- [The input]:
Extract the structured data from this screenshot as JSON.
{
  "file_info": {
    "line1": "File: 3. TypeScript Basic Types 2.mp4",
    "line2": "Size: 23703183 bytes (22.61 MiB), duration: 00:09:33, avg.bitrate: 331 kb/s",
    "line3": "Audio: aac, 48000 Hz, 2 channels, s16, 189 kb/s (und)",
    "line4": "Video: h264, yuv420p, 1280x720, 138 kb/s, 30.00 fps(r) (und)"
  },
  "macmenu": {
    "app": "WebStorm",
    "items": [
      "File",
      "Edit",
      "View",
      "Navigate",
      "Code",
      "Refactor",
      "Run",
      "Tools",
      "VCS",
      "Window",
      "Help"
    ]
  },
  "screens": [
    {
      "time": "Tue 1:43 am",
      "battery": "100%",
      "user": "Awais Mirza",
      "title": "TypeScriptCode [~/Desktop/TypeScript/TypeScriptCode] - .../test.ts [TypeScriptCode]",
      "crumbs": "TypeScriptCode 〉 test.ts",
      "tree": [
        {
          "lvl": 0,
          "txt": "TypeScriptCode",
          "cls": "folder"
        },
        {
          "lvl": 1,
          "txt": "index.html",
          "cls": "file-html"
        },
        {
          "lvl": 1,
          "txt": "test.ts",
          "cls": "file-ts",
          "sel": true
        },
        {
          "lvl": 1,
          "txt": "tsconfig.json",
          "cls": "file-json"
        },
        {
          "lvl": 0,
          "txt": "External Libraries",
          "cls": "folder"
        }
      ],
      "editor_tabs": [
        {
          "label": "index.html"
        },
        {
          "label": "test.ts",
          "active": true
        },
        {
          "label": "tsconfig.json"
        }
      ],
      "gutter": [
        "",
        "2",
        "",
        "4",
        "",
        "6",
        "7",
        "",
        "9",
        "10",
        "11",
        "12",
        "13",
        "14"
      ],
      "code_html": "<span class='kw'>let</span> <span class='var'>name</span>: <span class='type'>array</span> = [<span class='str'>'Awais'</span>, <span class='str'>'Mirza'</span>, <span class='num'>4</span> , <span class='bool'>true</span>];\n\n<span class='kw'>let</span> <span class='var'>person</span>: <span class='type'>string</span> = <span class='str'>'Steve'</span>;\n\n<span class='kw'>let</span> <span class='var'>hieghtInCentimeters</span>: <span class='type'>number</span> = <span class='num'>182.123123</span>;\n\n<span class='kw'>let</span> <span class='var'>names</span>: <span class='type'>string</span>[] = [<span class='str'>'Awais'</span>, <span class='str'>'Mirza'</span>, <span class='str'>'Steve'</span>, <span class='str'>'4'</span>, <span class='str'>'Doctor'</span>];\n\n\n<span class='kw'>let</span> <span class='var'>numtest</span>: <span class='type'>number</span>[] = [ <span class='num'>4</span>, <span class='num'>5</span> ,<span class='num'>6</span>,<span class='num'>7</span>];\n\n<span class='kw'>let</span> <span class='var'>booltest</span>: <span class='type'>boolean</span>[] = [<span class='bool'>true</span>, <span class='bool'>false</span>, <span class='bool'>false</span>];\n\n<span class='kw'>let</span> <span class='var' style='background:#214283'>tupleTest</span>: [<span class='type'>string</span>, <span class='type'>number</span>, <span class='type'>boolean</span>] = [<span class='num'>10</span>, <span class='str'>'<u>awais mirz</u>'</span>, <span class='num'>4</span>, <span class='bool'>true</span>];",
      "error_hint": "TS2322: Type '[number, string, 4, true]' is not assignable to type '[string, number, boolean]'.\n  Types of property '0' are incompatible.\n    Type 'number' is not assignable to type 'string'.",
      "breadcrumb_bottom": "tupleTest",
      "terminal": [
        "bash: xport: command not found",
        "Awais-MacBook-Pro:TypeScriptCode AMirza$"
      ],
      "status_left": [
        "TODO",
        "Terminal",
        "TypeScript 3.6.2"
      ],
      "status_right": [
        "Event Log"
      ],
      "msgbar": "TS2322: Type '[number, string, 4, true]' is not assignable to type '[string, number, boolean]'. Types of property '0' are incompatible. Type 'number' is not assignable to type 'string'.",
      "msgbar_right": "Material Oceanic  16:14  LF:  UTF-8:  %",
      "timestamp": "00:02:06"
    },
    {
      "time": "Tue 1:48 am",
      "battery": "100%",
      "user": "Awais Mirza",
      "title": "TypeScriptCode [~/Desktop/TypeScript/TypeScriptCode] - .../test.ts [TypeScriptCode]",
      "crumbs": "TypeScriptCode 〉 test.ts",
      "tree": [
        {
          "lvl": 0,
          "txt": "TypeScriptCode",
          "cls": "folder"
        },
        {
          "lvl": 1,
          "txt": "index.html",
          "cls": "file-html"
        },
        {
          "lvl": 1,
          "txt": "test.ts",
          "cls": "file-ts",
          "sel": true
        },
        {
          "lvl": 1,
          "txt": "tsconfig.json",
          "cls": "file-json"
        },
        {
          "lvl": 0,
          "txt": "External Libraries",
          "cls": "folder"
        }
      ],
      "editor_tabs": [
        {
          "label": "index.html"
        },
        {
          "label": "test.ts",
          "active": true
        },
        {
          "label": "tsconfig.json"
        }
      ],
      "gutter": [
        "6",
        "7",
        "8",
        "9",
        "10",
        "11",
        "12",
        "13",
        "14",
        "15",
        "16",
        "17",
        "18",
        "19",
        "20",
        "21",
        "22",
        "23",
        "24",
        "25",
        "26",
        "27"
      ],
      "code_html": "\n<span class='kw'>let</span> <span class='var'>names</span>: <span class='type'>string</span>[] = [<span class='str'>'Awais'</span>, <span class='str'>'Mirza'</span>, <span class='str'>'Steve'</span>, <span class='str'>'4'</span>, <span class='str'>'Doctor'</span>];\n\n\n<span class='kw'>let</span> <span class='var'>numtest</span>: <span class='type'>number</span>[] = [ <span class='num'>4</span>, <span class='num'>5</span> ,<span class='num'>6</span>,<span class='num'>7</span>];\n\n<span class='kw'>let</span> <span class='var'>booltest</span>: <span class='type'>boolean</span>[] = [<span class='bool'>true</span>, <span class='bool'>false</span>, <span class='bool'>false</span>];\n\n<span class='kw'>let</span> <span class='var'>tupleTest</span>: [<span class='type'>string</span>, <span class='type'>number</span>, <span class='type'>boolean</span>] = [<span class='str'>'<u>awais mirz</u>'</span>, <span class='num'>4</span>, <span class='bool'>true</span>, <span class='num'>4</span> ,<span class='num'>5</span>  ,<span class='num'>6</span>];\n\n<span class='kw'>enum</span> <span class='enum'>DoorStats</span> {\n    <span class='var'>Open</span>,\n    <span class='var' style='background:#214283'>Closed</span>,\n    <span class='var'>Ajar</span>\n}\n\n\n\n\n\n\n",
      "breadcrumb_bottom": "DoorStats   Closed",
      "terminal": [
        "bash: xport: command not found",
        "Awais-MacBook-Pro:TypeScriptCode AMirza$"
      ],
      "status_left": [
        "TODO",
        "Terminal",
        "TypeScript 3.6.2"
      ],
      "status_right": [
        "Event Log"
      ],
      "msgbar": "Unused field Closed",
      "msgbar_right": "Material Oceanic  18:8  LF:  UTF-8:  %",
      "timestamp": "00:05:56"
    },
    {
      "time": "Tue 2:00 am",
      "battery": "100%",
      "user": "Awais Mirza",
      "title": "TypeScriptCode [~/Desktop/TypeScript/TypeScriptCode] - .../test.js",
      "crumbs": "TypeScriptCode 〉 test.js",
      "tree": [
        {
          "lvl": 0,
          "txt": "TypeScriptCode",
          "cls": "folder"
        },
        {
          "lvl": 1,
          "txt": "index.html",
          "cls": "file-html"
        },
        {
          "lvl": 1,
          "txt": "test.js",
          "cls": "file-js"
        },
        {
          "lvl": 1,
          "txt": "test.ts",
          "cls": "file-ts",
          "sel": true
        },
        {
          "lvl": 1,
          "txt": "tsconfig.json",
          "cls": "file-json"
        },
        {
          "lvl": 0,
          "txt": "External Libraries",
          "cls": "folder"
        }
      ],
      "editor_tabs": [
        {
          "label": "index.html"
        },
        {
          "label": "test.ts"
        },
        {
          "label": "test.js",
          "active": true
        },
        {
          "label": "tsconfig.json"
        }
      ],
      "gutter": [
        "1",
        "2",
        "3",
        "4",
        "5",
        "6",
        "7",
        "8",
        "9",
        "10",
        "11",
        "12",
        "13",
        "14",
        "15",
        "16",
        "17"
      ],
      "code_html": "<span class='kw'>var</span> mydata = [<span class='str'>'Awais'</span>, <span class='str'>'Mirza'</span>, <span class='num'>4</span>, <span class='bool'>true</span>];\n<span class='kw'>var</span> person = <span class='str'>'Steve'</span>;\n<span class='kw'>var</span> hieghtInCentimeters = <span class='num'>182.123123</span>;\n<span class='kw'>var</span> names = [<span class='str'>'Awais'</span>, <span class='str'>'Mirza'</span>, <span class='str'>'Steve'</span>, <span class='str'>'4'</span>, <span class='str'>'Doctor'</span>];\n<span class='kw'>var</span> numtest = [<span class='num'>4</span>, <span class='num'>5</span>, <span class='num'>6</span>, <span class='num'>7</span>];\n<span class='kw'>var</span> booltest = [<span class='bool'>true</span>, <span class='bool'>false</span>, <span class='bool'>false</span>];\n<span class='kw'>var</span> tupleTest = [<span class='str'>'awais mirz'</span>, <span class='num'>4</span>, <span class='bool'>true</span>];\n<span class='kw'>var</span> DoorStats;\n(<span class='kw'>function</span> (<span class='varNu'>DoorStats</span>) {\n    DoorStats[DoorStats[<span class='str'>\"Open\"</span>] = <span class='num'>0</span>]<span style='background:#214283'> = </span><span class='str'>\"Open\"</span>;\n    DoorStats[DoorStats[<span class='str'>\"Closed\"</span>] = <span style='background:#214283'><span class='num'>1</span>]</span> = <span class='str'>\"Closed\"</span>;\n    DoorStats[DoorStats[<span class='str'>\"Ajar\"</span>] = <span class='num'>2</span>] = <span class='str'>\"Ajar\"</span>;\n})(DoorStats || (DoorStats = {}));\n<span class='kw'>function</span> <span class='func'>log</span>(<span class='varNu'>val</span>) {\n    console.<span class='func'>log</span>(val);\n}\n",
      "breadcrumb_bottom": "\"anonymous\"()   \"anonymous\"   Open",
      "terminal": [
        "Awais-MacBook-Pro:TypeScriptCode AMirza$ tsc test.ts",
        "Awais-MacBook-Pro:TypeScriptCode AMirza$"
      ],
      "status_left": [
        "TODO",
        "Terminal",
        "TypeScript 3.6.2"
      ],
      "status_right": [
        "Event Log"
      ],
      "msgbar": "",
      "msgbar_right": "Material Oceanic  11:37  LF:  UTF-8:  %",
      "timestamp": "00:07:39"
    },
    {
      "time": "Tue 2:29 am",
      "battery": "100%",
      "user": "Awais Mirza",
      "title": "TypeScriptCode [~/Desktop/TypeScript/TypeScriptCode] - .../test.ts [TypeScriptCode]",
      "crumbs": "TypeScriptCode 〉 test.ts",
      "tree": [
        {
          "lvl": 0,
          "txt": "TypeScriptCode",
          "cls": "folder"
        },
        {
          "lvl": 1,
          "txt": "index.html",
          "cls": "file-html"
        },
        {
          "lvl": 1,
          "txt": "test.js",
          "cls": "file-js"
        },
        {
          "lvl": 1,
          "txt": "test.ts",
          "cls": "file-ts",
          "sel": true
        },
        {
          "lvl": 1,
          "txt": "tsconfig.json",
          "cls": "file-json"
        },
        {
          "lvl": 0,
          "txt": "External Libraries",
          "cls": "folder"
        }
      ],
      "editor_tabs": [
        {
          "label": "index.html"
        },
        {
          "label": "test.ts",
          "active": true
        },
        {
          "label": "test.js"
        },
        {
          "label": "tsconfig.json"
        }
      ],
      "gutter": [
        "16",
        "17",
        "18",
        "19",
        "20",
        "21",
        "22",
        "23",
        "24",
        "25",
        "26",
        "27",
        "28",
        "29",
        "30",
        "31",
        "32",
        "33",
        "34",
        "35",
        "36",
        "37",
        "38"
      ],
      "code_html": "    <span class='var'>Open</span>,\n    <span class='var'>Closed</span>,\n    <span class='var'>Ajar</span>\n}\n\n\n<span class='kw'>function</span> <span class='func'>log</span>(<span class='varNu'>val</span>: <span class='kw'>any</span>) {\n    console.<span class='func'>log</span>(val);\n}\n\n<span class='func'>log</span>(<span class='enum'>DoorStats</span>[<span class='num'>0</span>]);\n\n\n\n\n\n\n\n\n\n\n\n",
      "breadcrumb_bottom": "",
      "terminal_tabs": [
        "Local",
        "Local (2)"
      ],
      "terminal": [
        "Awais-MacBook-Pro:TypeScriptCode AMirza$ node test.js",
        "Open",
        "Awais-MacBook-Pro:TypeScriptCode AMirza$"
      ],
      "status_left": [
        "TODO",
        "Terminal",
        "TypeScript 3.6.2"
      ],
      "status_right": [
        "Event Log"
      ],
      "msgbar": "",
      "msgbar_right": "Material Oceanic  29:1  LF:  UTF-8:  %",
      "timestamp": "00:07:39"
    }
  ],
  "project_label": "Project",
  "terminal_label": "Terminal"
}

- [Task details]: How many of the lines above include the string "incompatible"? Answer with the number only.

- [Exercise response]: 2